Source:
++++++++

When dealing with specific audio domains such as speech or music, it is crucial to properly understand and apply the appropriate domain-specific properties, be they acoustic, linguistic, or musical. Furthermore, data-driven learning techniques that exploit the availability of carefully annotated audio material have successfully been used for recognition and classification tasks. However, dealing with rather vague categories as in emotion recognition or considering general audio sources such as environmental sounds, model assumptions are often violated, or it even renders impossible to define explicit models. Furthermore, for non-standard audio material, annotated datasets are hardly available. Therefore, in this context, data-driven methods that are used in speech recognition are not directly applicable; instead semi-supervised or unsupervised learning techniques can be a promising approach to remedy these issues. Finally, audio sources as occurring in the real world are typically superimposed and highly blended, potentially consisting of overlapping speech, music, and general sound sources. Thus, efficient source separation techniques are required that allow for splitting up, re-synthesizing, analyzing, and classifying the individual sources—a problem that, for general audio signals, is yet not well understood.

++++++++

Records for the task:
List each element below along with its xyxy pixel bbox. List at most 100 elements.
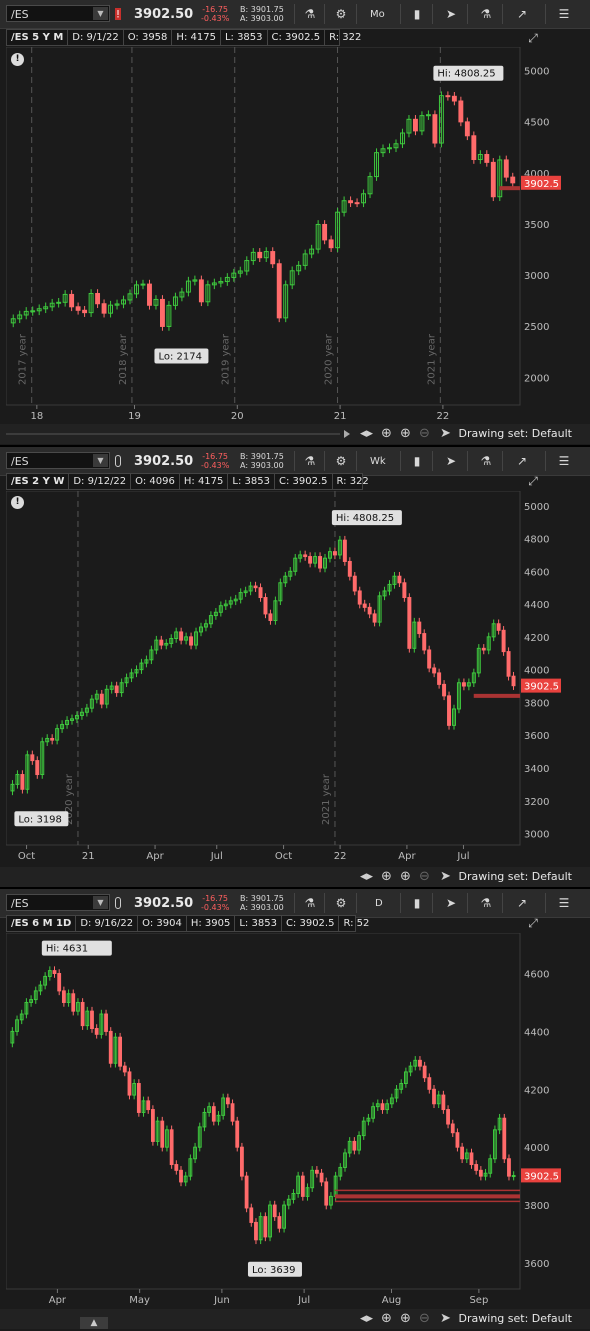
x-tick-label: 19 — [128, 411, 141, 422]
zoom-in-icon[interactable]: ⊕ — [400, 426, 411, 441]
divider — [502, 451, 503, 471]
candle-body — [270, 251, 276, 265]
drawing-set[interactable]: Drawing set: Default — [459, 870, 572, 883]
price-chart[interactable]: 4600 4400 4200 4000 3800 3600 Apr May Jun Jul Aug S… — [6, 933, 584, 1311]
price-chart[interactable]: 2017 year 2018 year 2019 year 2020 year 2021… — [6, 47, 584, 427]
cursor-icon[interactable]: ➤ — [443, 895, 459, 911]
drawing-tools-icon[interactable]: ↗ — [514, 895, 530, 911]
gear-icon[interactable]: ⚙ — [333, 453, 349, 469]
zoom-in-icon[interactable]: ⊕ — [400, 1311, 411, 1326]
support-zone — [499, 186, 520, 191]
flask-icon[interactable]: ⚗ — [302, 453, 318, 469]
close-value: C: 3902.5 — [275, 474, 333, 489]
aggregation-selector[interactable]: Wk — [370, 456, 386, 467]
high-label: Hi: 4808.25 — [336, 513, 394, 524]
candle — [197, 1122, 202, 1152]
candle-body — [418, 1059, 422, 1067]
date-value: D: 9/12/22 — [69, 474, 132, 489]
pan-icon[interactable]: ⊕ — [381, 1311, 392, 1326]
candle — [282, 1200, 286, 1233]
candle-body — [258, 587, 263, 599]
candle-body — [277, 1216, 282, 1229]
symbol-selector[interactable]: /ES ▼ — [6, 894, 110, 911]
pan-icon[interactable]: ⊕ — [381, 426, 392, 441]
chevron-down-icon[interactable]: ▼ — [93, 454, 108, 467]
candle-body — [481, 647, 486, 651]
gear-icon[interactable]: ⚙ — [333, 895, 349, 911]
candle-body — [147, 283, 152, 306]
zoom-scroll-icon[interactable]: ◂▸ — [360, 1311, 373, 1326]
alert-icon[interactable]: ! — [11, 496, 24, 509]
candle — [456, 678, 461, 714]
candle — [412, 617, 417, 653]
zoom-scroll-icon[interactable]: ◂▸ — [360, 869, 373, 884]
drawing-tools-icon[interactable]: ↗ — [514, 6, 530, 22]
candle-body — [20, 774, 25, 790]
cursor-icon[interactable]: ➤ — [443, 6, 459, 22]
candle — [503, 155, 509, 182]
expand-icon[interactable]: ⤢ — [526, 916, 540, 930]
candlestick-style-icon[interactable]: ▮ — [409, 895, 425, 911]
symbol-selector[interactable]: /ES ▼ — [6, 452, 110, 469]
tag-icon[interactable] — [115, 8, 121, 20]
expand-icon[interactable]: ⤢ — [526, 474, 540, 488]
studies-flask-icon[interactable]: ⚗ — [478, 453, 494, 469]
aggregation-selector[interactable]: D — [375, 898, 383, 909]
chevron-down-icon[interactable]: ▼ — [93, 896, 108, 909]
price-chart[interactable]: 2020 year 2021 year5000480046004400420040… — [6, 491, 584, 867]
candle-body — [432, 114, 438, 144]
x-tick-label: 21 — [334, 411, 347, 422]
zoom-in-icon[interactable]: ⊕ — [400, 869, 411, 884]
toolbar: /ES ▼ 3902.50 -16.75 -0.43% B: 3901.75 A: 3… — [0, 889, 590, 918]
menu-icon[interactable]: ☰ — [556, 453, 572, 469]
info-bar: /ES 6 M 1D D: 9/16/22 O: 3904 H: 3905 L: 385… — [6, 915, 369, 932]
menu-icon[interactable]: ☰ — [556, 6, 572, 22]
drawing-tools-icon[interactable]: ↗ — [514, 453, 530, 469]
gear-icon[interactable]: ⚙ — [333, 6, 349, 22]
alert-icon[interactable]: ! — [11, 53, 24, 66]
menu-icon[interactable]: ☰ — [556, 895, 572, 911]
chart-panel-1: /ES ▼ 3902.50 -16.75 -0.43% B: 3901.75 A: 3… — [0, 0, 590, 445]
pan-icon[interactable]: ⊕ — [381, 869, 392, 884]
cursor-icon[interactable]: ➤ — [443, 453, 459, 469]
last-price: 3902.50 — [134, 896, 194, 911]
expand-icon[interactable]: ⤢ — [526, 31, 540, 45]
candle — [169, 1125, 174, 1169]
zoom-out-icon[interactable]: ⊖ — [419, 869, 430, 884]
drawing-set[interactable]: Drawing set: Default — [459, 427, 572, 440]
zoom-out-icon[interactable]: ⊖ — [419, 426, 430, 441]
candle-body — [348, 200, 354, 204]
flask-icon[interactable]: ⚗ — [302, 6, 318, 22]
candle — [71, 989, 76, 1016]
candle-body — [490, 161, 496, 198]
panel-resize-handle[interactable]: ▲ — [80, 1317, 108, 1329]
link-icon[interactable] — [115, 455, 121, 467]
candle — [324, 1177, 329, 1210]
zoom-out-icon[interactable]: ⊖ — [419, 1311, 430, 1326]
candle-body — [308, 556, 313, 564]
candlestick-style-icon[interactable]: ▮ — [409, 6, 425, 22]
cursor-icon[interactable]: ➤ — [440, 869, 451, 884]
flask-icon[interactable]: ⚗ — [302, 895, 318, 911]
cursor-icon[interactable]: ➤ — [440, 1311, 451, 1326]
candle-body — [319, 1172, 324, 1183]
studies-flask-icon[interactable]: ⚗ — [478, 6, 494, 22]
candle-body — [413, 118, 418, 132]
zoom-scroll-icon[interactable]: ◂▸ — [360, 426, 373, 441]
aggregation-selector[interactable]: Mo — [370, 9, 385, 20]
candlestick-style-icon[interactable]: ▮ — [409, 453, 425, 469]
candle-body — [179, 1169, 183, 1183]
cursor-icon[interactable]: ➤ — [440, 426, 451, 441]
drawing-set[interactable]: Drawing set: Default — [459, 1312, 572, 1325]
studies-flask-icon[interactable]: ⚗ — [478, 895, 494, 911]
candle-body — [367, 606, 372, 615]
link-icon[interactable] — [115, 897, 121, 909]
candle-body — [263, 1216, 268, 1238]
chevron-down-icon[interactable]: ▼ — [93, 7, 108, 20]
scrollbar[interactable] — [6, 430, 350, 438]
symbol-selector[interactable]: /ES ▼ — [6, 5, 110, 22]
candle-body — [57, 973, 62, 992]
x-tick-label: 20 — [231, 411, 244, 422]
candle-body — [140, 283, 146, 286]
range-value: R: 52 — [343, 918, 370, 929]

++++++++

Directions:
a) List the operations that the passage on audio processing says efficient source separation techniques must allow on the individual sources.
b) Set down the lines of the entries exactly, beginning at the line that has "x-tick-label: 19 — [128, 411, 141, 422]" and stopping after the line that has "symbol-selector[interactable]: /ES ▼ — [6, 894, 110, 911]".
The passage on audio processing and the entries have no connection to each other.

Responses to the tasks:
a) Splitting up, re-synthesizing, analyzing, and classifying.

b)
x-tick-label: 19 — [128, 411, 141, 422]
zoom-in-icon[interactable]: ⊕ — [400, 426, 411, 441]
divider — [502, 451, 503, 471]
candle-body — [270, 251, 276, 265]
drawing-set[interactable]: Drawing set: Default — [459, 870, 572, 883]
price-chart[interactable]: 4600 4400 4200 4000 3800 3600 Apr May Jun Jul Aug S… — [6, 933, 584, 1311]
price-chart[interactable]: 2017 year 2018 year 2019 year 2020 year 2021… — [6, 47, 584, 427]
cursor-icon[interactable]: ➤ — [443, 895, 459, 911]
drawing-tools-icon[interactable]: ↗ — [514, 895, 530, 911]
gear-icon[interactable]: ⚙ — [333, 453, 349, 469]
zoom-in-icon[interactable]: ⊕ — [400, 1311, 411, 1326]
support-zone — [499, 186, 520, 191]
flask-icon[interactable]: ⚗ — [302, 453, 318, 469]
close-value: C: 3902.5 — [275, 474, 333, 489]
aggregation-selector[interactable]: Wk — [370, 456, 386, 467]
high-label: Hi: 4808.25 — [336, 513, 394, 524]
candle — [197, 1122, 202, 1152]
candle-body — [418, 1059, 422, 1067]
date-value: D: 9/12/22 — [69, 474, 132, 489]
pan-icon[interactable]: ⊕ — [381, 1311, 392, 1326]
candle — [282, 1200, 286, 1233]
candle-body — [258, 587, 263, 599]
candle-body — [277, 1216, 282, 1229]
symbol-selector[interactable]: /ES ▼ — [6, 894, 110, 911]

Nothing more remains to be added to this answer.